**Job:** Count lines holding the word "gear". Only the number is wanted.

■ ■ ■ ■ ■ ■ ■

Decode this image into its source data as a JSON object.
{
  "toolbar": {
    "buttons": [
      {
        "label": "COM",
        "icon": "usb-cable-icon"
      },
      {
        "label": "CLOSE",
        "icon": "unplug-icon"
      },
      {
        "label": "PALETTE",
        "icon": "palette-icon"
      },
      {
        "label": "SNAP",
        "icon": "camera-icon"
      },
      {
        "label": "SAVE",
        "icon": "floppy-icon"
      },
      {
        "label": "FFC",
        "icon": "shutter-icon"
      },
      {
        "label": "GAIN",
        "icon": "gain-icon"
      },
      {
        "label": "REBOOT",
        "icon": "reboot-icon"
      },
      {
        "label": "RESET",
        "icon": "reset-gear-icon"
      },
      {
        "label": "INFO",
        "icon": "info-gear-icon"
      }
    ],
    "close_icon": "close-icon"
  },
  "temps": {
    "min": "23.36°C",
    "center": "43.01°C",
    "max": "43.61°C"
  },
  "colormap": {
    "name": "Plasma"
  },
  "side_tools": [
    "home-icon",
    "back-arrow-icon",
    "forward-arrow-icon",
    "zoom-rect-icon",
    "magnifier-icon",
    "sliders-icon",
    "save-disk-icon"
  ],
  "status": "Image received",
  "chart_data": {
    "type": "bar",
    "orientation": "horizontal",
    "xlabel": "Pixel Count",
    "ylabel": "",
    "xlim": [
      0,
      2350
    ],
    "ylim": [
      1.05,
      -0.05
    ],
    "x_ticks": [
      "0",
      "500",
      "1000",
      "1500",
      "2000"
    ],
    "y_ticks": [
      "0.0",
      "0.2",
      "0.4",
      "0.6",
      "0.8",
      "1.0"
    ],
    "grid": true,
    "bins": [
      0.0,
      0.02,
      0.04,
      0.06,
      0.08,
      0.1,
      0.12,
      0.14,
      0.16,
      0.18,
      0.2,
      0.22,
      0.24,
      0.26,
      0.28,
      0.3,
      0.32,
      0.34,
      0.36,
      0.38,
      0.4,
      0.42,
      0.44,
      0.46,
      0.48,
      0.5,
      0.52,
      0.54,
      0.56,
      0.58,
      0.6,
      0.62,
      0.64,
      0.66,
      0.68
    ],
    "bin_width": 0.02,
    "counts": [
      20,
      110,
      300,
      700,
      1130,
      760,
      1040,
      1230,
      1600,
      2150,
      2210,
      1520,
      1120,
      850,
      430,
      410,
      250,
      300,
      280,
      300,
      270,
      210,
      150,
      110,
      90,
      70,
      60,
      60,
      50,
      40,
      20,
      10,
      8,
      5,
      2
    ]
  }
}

■ ■ ■ ■ ■ ■ ■

**Written answer:** 2